[Saved entries]
# # # # #
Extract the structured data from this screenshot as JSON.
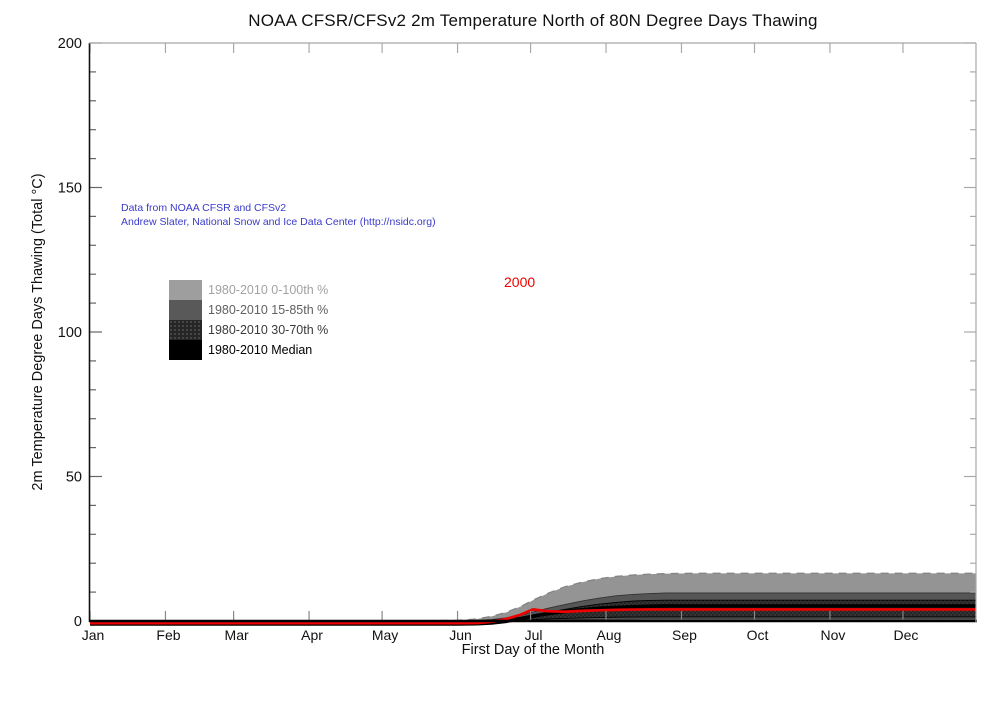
{
  "page": {
    "background": "#ffffff"
  },
  "annotations": {
    "source_line1": "Data from NOAA CFSR and CFSv2",
    "source_line2": "Andrew Slater, National Snow and Ice Data Center (http://nsidc.org)",
    "source_color": "#3b3bc8",
    "year_label": "2000",
    "year_color": "#ee0000"
  },
  "legend": {
    "entries": [
      {
        "label": "1980-2010 0-100th %",
        "swatch_color": "#9e9e9e",
        "text_color": "#a2a2a2",
        "pattern": "solid"
      },
      {
        "label": "1980-2010 15-85th %",
        "swatch_color": "#595959",
        "text_color": "#606060",
        "pattern": "solid"
      },
      {
        "label": "1980-2010 30-70th %",
        "swatch_color": "#262626",
        "text_color": "#3a3a3a",
        "pattern": "stipple"
      },
      {
        "label": "1980-2010 Median",
        "swatch_color": "#000000",
        "text_color": "#000000",
        "pattern": "solid"
      }
    ]
  },
  "chart_data": {
    "type": "area",
    "title": "NOAA CFSR/CFSv2 2m Temperature North of 80N Degree Days Thawing",
    "xlabel": "First Day of the Month",
    "ylabel": "2m Temperature Degree Days Thawing (Total °C)",
    "xlim_days": [
      1,
      365
    ],
    "ylim": [
      0,
      200
    ],
    "y_ticks": [
      0,
      50,
      100,
      150,
      200
    ],
    "y_minor_step": 10,
    "x_ticks": [
      {
        "day": 1,
        "label": "Jan"
      },
      {
        "day": 32,
        "label": "Feb"
      },
      {
        "day": 60,
        "label": "Mar"
      },
      {
        "day": 91,
        "label": "Apr"
      },
      {
        "day": 121,
        "label": "May"
      },
      {
        "day": 152,
        "label": "Jun"
      },
      {
        "day": 182,
        "label": "Jul"
      },
      {
        "day": 213,
        "label": "Aug"
      },
      {
        "day": 244,
        "label": "Sep"
      },
      {
        "day": 274,
        "label": "Oct"
      },
      {
        "day": 305,
        "label": "Nov"
      },
      {
        "day": 335,
        "label": "Dec"
      }
    ],
    "days": [
      1,
      60,
      121,
      152,
      160,
      166,
      172,
      178,
      183,
      189,
      196,
      203,
      210,
      217,
      224,
      231,
      238,
      250,
      274,
      305,
      335,
      365
    ],
    "bands": [
      {
        "name": "1980-2010 0-100th percentile",
        "fill": "#949494",
        "edge": "dashed",
        "upper": [
          0,
          0,
          0,
          0.2,
          0.7,
          1.6,
          3.0,
          5.0,
          7.2,
          9.5,
          11.8,
          13.4,
          14.6,
          15.4,
          15.9,
          16.2,
          16.4,
          16.5,
          16.5,
          16.5,
          16.5,
          16.5
        ],
        "lower": [
          0,
          0,
          0,
          0,
          0,
          0,
          0,
          0.05,
          0.05,
          0.1,
          0.1,
          0.1,
          0.1,
          0.15,
          0.15,
          0.15,
          0.15,
          0.15,
          0.15,
          0.15,
          0.15,
          0.15
        ]
      },
      {
        "name": "1980-2010 15-85th percentile",
        "fill": "#565656",
        "edge": "solid",
        "upper": [
          0,
          0,
          0,
          0,
          0.2,
          0.5,
          1.1,
          2.0,
          3.1,
          4.4,
          5.7,
          6.9,
          7.9,
          8.7,
          9.2,
          9.5,
          9.7,
          9.7,
          9.7,
          9.7,
          9.7,
          9.7
        ],
        "lower": [
          0,
          0,
          0,
          0,
          0,
          0,
          0,
          0.1,
          0.2,
          0.3,
          0.4,
          0.5,
          0.55,
          0.6,
          0.65,
          0.7,
          0.7,
          0.7,
          0.7,
          0.7,
          0.7,
          0.7
        ]
      },
      {
        "name": "1980-2010 30-70th percentile",
        "fill": "stipple",
        "edge": "solid",
        "upper": [
          0,
          0,
          0,
          0,
          0.1,
          0.3,
          0.7,
          1.3,
          2.1,
          3.0,
          4.0,
          5.0,
          5.8,
          6.4,
          6.9,
          7.1,
          7.2,
          7.2,
          7.2,
          7.2,
          7.2,
          7.2
        ],
        "lower": [
          0,
          0,
          0,
          0,
          0,
          0,
          0.1,
          0.25,
          0.45,
          0.7,
          0.9,
          1.05,
          1.2,
          1.3,
          1.35,
          1.4,
          1.4,
          1.4,
          1.4,
          1.4,
          1.4,
          1.4
        ]
      }
    ],
    "series": [
      {
        "name": "1980-2010 Median",
        "color": "#000000",
        "width": 3.6,
        "values": [
          0,
          0,
          0,
          0,
          0.05,
          0.2,
          0.5,
          1.0,
          1.7,
          2.5,
          3.3,
          3.9,
          4.4,
          4.7,
          4.9,
          5.1,
          5.2,
          5.2,
          5.2,
          5.2,
          5.2,
          5.2
        ]
      },
      {
        "name": "2000",
        "color": "#ee0000",
        "width": 2.7,
        "values": [
          0,
          0,
          0,
          0,
          0.05,
          0.3,
          0.9,
          2.2,
          4.0,
          3.4,
          3.2,
          3.5,
          3.7,
          3.85,
          3.95,
          4.0,
          4.0,
          4.0,
          4.0,
          4.0,
          4.0,
          4.0
        ]
      }
    ]
  }
}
# # # # #
### [What is needed]
All the records need to be repeated exactly, with the images dropped.

### [Result of this exercise]
Extract the structured data from this screenshot as JSON.
{
  "page": {
    "background": "#ffffff"
  },
  "annotations": {
    "source_line1": "Data from NOAA CFSR and CFSv2",
    "source_line2": "Andrew Slater, National Snow and Ice Data Center (http://nsidc.org)",
    "source_color": "#3b3bc8",
    "year_label": "2000",
    "year_color": "#ee0000"
  },
  "legend": {
    "entries": [
      {
        "label": "1980-2010 0-100th %",
        "swatch_color": "#9e9e9e",
        "text_color": "#a2a2a2",
        "pattern": "solid"
      },
      {
        "label": "1980-2010 15-85th %",
        "swatch_color": "#595959",
        "text_color": "#606060",
        "pattern": "solid"
      },
      {
        "label": "1980-2010 30-70th %",
        "swatch_color": "#262626",
        "text_color": "#3a3a3a",
        "pattern": "stipple"
      },
      {
        "label": "1980-2010 Median",
        "swatch_color": "#000000",
        "text_color": "#000000",
        "pattern": "solid"
      }
    ]
  },
  "chart_data": {
    "type": "area",
    "title": "NOAA CFSR/CFSv2 2m Temperature North of 80N Degree Days Thawing",
    "xlabel": "First Day of the Month",
    "ylabel": "2m Temperature Degree Days Thawing (Total °C)",
    "xlim_days": [
      1,
      365
    ],
    "ylim": [
      0,
      200
    ],
    "y_ticks": [
      0,
      50,
      100,
      150,
      200
    ],
    "y_minor_step": 10,
    "x_ticks": [
      {
        "day": 1,
        "label": "Jan"
      },
      {
        "day": 32,
        "label": "Feb"
      },
      {
        "day": 60,
        "label": "Mar"
      },
      {
        "day": 91,
        "label": "Apr"
      },
      {
        "day": 121,
        "label": "May"
      },
      {
        "day": 152,
        "label": "Jun"
      },
      {
        "day": 182,
        "label": "Jul"
      },
      {
        "day": 213,
        "label": "Aug"
      },
      {
        "day": 244,
        "label": "Sep"
      },
      {
        "day": 274,
        "label": "Oct"
      },
      {
        "day": 305,
        "label": "Nov"
      },
      {
        "day": 335,
        "label": "Dec"
      }
    ],
    "days": [
      1,
      60,
      121,
      152,
      160,
      166,
      172,
      178,
      183,
      189,
      196,
      203,
      210,
      217,
      224,
      231,
      238,
      250,
      274,
      305,
      335,
      365
    ],
    "bands": [
      {
        "name": "1980-2010 0-100th percentile",
        "fill": "#949494",
        "edge": "dashed",
        "upper": [
          0,
          0,
          0,
          0.2,
          0.7,
          1.6,
          3.0,
          5.0,
          7.2,
          9.5,
          11.8,
          13.4,
          14.6,
          15.4,
          15.9,
          16.2,
          16.4,
          16.5,
          16.5,
          16.5,
          16.5,
          16.5
        ],
        "lower": [
          0,
          0,
          0,
          0,
          0,
          0,
          0,
          0.05,
          0.05,
          0.1,
          0.1,
          0.1,
          0.1,
          0.15,
          0.15,
          0.15,
          0.15,
          0.15,
          0.15,
          0.15,
          0.15,
          0.15
        ]
      },
      {
        "name": "1980-2010 15-85th percentile",
        "fill": "#565656",
        "edge": "solid",
        "upper": [
          0,
          0,
          0,
          0,
          0.2,
          0.5,
          1.1,
          2.0,
          3.1,
          4.4,
          5.7,
          6.9,
          7.9,
          8.7,
          9.2,
          9.5,
          9.7,
          9.7,
          9.7,
          9.7,
          9.7,
          9.7
        ],
        "lower": [
          0,
          0,
          0,
          0,
          0,
          0,
          0,
          0.1,
          0.2,
          0.3,
          0.4,
          0.5,
          0.55,
          0.6,
          0.65,
          0.7,
          0.7,
          0.7,
          0.7,
          0.7,
          0.7,
          0.7
        ]
      },
      {
        "name": "1980-2010 30-70th percentile",
        "fill": "stipple",
        "edge": "solid",
        "upper": [
          0,
          0,
          0,
          0,
          0.1,
          0.3,
          0.7,
          1.3,
          2.1,
          3.0,
          4.0,
          5.0,
          5.8,
          6.4,
          6.9,
          7.1,
          7.2,
          7.2,
          7.2,
          7.2,
          7.2,
          7.2
        ],
        "lower": [
          0,
          0,
          0,
          0,
          0,
          0,
          0.1,
          0.25,
          0.45,
          0.7,
          0.9,
          1.05,
          1.2,
          1.3,
          1.35,
          1.4,
          1.4,
          1.4,
          1.4,
          1.4,
          1.4,
          1.4
        ]
      }
    ],
    "series": [
      {
        "name": "1980-2010 Median",
        "color": "#000000",
        "width": 3.6,
        "values": [
          0,
          0,
          0,
          0,
          0.05,
          0.2,
          0.5,
          1.0,
          1.7,
          2.5,
          3.3,
          3.9,
          4.4,
          4.7,
          4.9,
          5.1,
          5.2,
          5.2,
          5.2,
          5.2,
          5.2,
          5.2
        ]
      },
      {
        "name": "2000",
        "color": "#ee0000",
        "width": 2.7,
        "values": [
          0,
          0,
          0,
          0,
          0.05,
          0.3,
          0.9,
          2.2,
          4.0,
          3.4,
          3.2,
          3.5,
          3.7,
          3.85,
          3.95,
          4.0,
          4.0,
          4.0,
          4.0,
          4.0,
          4.0,
          4.0
        ]
      }
    ]
  }
}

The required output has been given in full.